• _What the exercise asks_: Copy every line that contains the string "text" from the entries below.

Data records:
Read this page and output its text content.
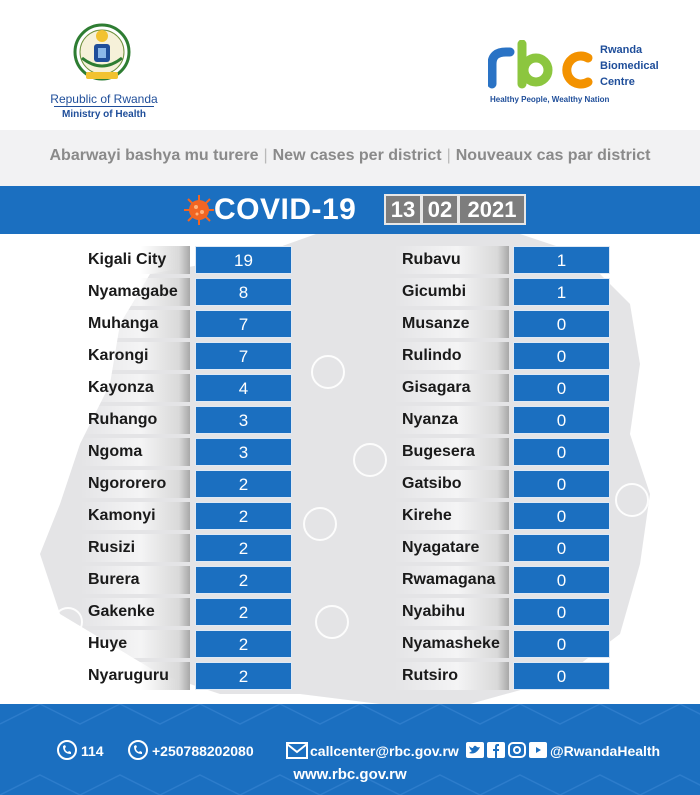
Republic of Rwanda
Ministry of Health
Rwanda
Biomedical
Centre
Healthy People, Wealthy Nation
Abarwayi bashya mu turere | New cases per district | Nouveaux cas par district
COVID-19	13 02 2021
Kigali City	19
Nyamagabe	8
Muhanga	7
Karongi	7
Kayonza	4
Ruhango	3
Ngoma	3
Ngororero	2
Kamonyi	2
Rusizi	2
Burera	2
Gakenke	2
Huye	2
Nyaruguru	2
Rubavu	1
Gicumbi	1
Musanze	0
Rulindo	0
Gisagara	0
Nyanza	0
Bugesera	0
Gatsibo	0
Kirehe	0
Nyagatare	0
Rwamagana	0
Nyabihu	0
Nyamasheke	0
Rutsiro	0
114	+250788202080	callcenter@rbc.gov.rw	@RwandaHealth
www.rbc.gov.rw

==

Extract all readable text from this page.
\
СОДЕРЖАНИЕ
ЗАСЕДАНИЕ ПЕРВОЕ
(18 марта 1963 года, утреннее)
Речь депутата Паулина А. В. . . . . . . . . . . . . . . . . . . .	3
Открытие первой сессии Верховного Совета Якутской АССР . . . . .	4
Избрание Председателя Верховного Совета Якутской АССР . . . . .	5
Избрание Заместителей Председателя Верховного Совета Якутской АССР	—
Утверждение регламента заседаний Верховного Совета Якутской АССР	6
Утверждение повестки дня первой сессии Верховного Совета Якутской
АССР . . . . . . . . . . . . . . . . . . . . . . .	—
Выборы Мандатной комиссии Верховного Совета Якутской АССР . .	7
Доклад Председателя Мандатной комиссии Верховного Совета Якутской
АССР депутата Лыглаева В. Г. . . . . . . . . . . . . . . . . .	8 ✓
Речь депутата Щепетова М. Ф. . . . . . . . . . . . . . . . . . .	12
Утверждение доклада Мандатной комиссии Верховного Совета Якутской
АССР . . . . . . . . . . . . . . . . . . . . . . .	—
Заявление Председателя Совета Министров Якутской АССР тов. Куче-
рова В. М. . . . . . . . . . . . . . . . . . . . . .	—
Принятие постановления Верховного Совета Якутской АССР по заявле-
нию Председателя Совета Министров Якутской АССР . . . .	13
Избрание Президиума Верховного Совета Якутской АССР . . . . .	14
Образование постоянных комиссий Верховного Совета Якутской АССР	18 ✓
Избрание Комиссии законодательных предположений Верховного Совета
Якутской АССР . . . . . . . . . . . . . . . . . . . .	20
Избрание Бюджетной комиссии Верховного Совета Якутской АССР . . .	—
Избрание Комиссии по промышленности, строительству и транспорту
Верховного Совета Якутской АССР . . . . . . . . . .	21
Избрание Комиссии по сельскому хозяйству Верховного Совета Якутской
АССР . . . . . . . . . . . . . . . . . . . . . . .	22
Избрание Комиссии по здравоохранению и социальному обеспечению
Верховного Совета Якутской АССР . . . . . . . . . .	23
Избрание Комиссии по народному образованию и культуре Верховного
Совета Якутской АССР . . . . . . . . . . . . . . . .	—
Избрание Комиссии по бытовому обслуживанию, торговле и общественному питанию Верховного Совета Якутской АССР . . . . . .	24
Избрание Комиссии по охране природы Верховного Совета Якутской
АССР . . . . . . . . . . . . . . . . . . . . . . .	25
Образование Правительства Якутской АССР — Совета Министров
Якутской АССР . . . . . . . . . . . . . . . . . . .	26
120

---

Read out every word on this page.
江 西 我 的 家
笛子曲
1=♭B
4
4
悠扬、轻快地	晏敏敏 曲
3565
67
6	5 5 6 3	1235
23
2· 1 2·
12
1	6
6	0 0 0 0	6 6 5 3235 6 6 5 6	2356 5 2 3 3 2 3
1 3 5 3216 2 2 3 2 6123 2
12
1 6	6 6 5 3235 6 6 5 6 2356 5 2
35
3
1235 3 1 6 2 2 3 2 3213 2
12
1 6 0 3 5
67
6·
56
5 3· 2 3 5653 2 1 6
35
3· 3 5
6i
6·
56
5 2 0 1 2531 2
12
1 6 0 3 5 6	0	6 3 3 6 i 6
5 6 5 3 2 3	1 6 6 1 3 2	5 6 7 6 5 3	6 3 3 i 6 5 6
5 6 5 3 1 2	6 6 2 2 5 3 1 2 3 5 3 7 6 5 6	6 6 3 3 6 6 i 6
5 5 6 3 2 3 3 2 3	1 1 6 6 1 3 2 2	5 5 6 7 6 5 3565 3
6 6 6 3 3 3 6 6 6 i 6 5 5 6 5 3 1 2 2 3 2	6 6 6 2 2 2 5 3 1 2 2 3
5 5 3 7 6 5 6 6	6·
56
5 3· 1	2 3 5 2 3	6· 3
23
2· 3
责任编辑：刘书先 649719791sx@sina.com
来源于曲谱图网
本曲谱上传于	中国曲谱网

• _Answer to this task_:
Read this page and output its text content.
Extract all readable text from this page.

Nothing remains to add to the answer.